#### [TASK DIRECTIONS]
Reproduce every line of the listing below character for character, leaving nothing out and changing nothing.
-=-=-=-=-
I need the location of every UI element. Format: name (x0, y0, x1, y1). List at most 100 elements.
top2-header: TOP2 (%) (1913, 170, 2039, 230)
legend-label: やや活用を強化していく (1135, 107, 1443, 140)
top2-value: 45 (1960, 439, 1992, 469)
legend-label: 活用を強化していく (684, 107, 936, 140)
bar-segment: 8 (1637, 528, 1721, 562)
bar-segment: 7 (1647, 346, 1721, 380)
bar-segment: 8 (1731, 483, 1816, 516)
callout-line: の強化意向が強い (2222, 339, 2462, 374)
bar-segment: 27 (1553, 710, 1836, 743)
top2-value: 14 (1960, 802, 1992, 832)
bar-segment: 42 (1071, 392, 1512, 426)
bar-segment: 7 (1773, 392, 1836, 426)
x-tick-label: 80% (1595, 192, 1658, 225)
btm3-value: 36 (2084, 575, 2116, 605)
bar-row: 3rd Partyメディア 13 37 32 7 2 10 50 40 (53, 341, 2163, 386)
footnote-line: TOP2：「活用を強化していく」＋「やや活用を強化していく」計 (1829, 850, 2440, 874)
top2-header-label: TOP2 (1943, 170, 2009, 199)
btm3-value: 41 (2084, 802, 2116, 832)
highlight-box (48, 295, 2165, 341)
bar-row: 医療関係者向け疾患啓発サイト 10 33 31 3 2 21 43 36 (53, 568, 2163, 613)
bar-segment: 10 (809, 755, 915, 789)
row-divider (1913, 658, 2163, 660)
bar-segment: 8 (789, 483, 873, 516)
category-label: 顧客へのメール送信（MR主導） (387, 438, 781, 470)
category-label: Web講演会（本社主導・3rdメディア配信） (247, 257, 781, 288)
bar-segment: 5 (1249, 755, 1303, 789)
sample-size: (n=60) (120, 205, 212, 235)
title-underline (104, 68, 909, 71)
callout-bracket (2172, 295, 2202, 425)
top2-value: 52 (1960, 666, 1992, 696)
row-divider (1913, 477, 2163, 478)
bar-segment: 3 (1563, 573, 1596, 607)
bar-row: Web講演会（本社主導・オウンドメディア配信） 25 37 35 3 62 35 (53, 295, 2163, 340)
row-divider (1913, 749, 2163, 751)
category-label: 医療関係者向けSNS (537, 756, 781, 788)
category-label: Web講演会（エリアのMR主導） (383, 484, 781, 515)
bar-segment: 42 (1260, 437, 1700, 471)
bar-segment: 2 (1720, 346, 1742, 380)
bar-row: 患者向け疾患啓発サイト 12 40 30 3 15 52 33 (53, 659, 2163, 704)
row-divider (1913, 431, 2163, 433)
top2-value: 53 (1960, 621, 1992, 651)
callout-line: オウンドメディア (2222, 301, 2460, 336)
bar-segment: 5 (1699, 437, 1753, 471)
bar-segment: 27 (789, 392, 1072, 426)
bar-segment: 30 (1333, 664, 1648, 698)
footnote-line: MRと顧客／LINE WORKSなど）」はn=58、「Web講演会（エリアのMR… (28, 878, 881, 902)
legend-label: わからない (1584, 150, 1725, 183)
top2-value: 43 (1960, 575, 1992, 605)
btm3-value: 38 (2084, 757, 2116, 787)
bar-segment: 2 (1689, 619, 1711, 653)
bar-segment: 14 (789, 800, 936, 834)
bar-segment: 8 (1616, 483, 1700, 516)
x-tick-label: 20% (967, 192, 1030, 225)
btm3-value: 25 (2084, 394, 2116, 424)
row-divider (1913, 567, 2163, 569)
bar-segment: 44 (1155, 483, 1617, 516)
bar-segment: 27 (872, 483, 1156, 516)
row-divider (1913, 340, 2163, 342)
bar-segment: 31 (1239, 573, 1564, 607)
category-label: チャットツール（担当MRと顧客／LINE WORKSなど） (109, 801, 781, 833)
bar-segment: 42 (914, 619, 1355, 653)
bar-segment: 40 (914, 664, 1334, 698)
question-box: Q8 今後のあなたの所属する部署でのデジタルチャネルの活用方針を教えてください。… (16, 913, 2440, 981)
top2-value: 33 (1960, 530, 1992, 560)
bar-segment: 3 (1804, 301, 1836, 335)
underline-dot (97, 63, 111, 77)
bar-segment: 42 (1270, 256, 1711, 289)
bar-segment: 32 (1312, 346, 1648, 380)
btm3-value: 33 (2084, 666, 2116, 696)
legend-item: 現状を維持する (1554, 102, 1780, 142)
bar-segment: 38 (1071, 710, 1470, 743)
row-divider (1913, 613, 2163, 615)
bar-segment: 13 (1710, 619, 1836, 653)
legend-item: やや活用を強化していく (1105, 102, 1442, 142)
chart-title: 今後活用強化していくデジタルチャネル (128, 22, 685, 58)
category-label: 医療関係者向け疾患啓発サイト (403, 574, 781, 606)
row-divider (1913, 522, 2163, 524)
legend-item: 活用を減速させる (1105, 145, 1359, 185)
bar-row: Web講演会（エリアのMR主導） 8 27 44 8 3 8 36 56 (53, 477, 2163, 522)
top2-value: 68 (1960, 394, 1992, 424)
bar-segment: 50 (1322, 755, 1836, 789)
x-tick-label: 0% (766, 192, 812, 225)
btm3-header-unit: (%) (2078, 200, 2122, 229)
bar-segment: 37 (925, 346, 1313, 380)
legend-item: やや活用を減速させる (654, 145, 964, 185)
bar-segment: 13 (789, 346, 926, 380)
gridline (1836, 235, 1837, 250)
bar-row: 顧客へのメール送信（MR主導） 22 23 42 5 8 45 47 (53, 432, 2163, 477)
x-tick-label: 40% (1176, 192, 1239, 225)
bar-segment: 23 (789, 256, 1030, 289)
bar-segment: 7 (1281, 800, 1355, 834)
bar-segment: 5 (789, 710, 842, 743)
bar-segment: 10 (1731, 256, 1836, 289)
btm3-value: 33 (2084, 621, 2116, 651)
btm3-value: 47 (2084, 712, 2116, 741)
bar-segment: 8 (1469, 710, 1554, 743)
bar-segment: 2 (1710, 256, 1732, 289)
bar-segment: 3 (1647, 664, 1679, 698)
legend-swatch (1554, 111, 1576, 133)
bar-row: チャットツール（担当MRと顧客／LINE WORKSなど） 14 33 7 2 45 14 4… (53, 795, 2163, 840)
-=-=-=-=-
#### [SOLUTION TO THE EXERCISE]
I need the location of every UI element. Format: name (x0, y0, x1, y1). List at most 100 elements.
top2-header: TOP2 (%) (1913, 170, 2039, 230)
legend-label: やや活用を強化していく (1135, 107, 1443, 140)
top2-value: 45 (1960, 439, 1992, 469)
legend-label: 活用を強化していく (684, 107, 936, 140)
bar-segment: 8 (1637, 528, 1721, 562)
bar-segment: 7 (1647, 346, 1721, 380)
bar-segment: 8 (1731, 483, 1816, 516)
callout-line: の強化意向が強い (2222, 339, 2462, 374)
bar-segment: 27 (1553, 710, 1836, 743)
top2-value: 14 (1960, 802, 1992, 832)
bar-segment: 42 (1071, 392, 1512, 426)
bar-segment: 7 (1773, 392, 1836, 426)
x-tick-label: 80% (1595, 192, 1658, 225)
btm3-value: 36 (2084, 575, 2116, 605)
bar-row: 3rd Partyメディア 13 37 32 7 2 10 50 40 (53, 341, 2163, 386)
footnote-line: TOP2：「活用を強化していく」＋「やや活用を強化していく」計 (1829, 850, 2440, 874)
top2-header-label: TOP2 (1943, 170, 2009, 199)
btm3-value: 41 (2084, 802, 2116, 832)
highlight-box (48, 295, 2165, 341)
bar-row: 医療関係者向け疾患啓発サイト 10 33 31 3 2 21 43 36 (53, 568, 2163, 613)
bar-segment: 10 (809, 755, 915, 789)
row-divider (1913, 658, 2163, 660)
bar-segment: 8 (789, 483, 873, 516)
category-label: 顧客へのメール送信（MR主導） (387, 438, 781, 470)
category-label: Web講演会（本社主導・3rdメディア配信） (247, 257, 781, 288)
bar-segment: 5 (1249, 755, 1303, 789)
sample-size: (n=60) (120, 205, 212, 235)
title-underline (104, 68, 909, 71)
callout-bracket (2172, 295, 2202, 425)
top2-value: 52 (1960, 666, 1992, 696)
row-divider (1913, 477, 2163, 478)
bar-segment: 3 (1563, 573, 1596, 607)
bar-row: Web講演会（本社主導・オウンドメディア配信） 25 37 35 3 62 35 (53, 295, 2163, 340)
row-divider (1913, 749, 2163, 751)
category-label: 医療関係者向けSNS (537, 756, 781, 788)
category-label: Web講演会（エリアのMR主導） (383, 484, 781, 515)
bar-segment: 42 (1260, 437, 1700, 471)
bar-segment: 2 (1720, 346, 1742, 380)
bar-row: 患者向け疾患啓発サイト 12 40 30 3 15 52 33 (53, 659, 2163, 704)
row-divider (1913, 431, 2163, 433)
top2-value: 53 (1960, 621, 1992, 651)
callout-line: オウンドメディア (2222, 301, 2460, 336)
bar-segment: 5 (1699, 437, 1753, 471)
bar-segment: 27 (789, 392, 1072, 426)
bar-segment: 30 (1333, 664, 1648, 698)
footnote-line: MRと顧客／LINE WORKSなど）」はn=58、「Web講演会（エリアのMR… (28, 878, 881, 902)
legend-label: わからない (1584, 150, 1725, 183)
top2-value: 43 (1960, 575, 1992, 605)
btm3-value: 38 (2084, 757, 2116, 787)
bar-segment: 2 (1689, 619, 1711, 653)
bar-segment: 14 (789, 800, 936, 834)
bar-segment: 8 (1616, 483, 1700, 516)
x-tick-label: 20% (967, 192, 1030, 225)
btm3-value: 25 (2084, 394, 2116, 424)
row-divider (1913, 567, 2163, 569)
bar-segment: 44 (1155, 483, 1617, 516)
bar-segment: 27 (872, 483, 1156, 516)
row-divider (1913, 340, 2163, 342)
bar-segment: 31 (1239, 573, 1564, 607)
category-label: チャットツール（担当MRと顧客／LINE WORKSなど） (109, 801, 781, 833)
bar-segment: 42 (914, 619, 1355, 653)
bar-segment: 40 (914, 664, 1334, 698)
question-box: Q8 今後のあなたの所属する部署でのデジタルチャネルの活用方針を教えてください。… (16, 913, 2440, 981)
top2-value: 33 (1960, 530, 1992, 560)
bar-segment: 3 (1804, 301, 1836, 335)
underline-dot (97, 63, 111, 77)
bar-segment: 42 (1270, 256, 1711, 289)
bar-segment: 32 (1312, 346, 1648, 380)
btm3-value: 33 (2084, 666, 2116, 696)
legend-item: 現状を維持する (1554, 102, 1780, 142)
bar-segment: 38 (1071, 710, 1470, 743)
row-divider (1913, 613, 2163, 615)
bar-segment: 13 (1710, 619, 1836, 653)
legend-item: やや活用を強化していく (1105, 102, 1442, 142)
chart-title: 今後活用強化していくデジタルチャネル (128, 22, 685, 58)
category-label: 医療関係者向け疾患啓発サイト (403, 574, 781, 606)
row-divider (1913, 522, 2163, 524)
legend-item: 活用を減速させる (1105, 145, 1359, 185)
bar-row: Web講演会（エリアのMR主導） 8 27 44 8 3 8 36 56 (53, 477, 2163, 522)
top2-value: 68 (1960, 394, 1992, 424)
bar-segment: 50 (1322, 755, 1836, 789)
x-tick-label: 0% (766, 192, 812, 225)
btm3-header-unit: (%) (2078, 200, 2122, 229)
bar-segment: 37 (925, 346, 1313, 380)
legend-item: やや活用を減速させる (654, 145, 964, 185)
bar-segment: 13 (789, 346, 926, 380)
gridline (1836, 235, 1837, 250)
bar-row: 顧客へのメール送信（MR主導） 22 23 42 5 8 45 47 (53, 432, 2163, 477)
x-tick-label: 40% (1176, 192, 1239, 225)
bar-segment: 23 (789, 256, 1030, 289)
bar-segment: 7 (1281, 800, 1355, 834)
bar-segment: 5 (789, 710, 842, 743)
bar-segment: 10 (1731, 256, 1836, 289)
btm3-value: 33 (2084, 621, 2116, 651)
btm3-value: 47 (2084, 712, 2116, 741)
bar-segment: 8 (1469, 710, 1554, 743)
bar-segment: 2 (1710, 256, 1732, 289)
bar-segment: 3 (1647, 664, 1679, 698)
legend-swatch (1554, 111, 1576, 133)
bar-row: チャットツール（担当MRと顧客／LINE WORKSなど） 14 33 7 2 45 14 4… (53, 795, 2163, 840)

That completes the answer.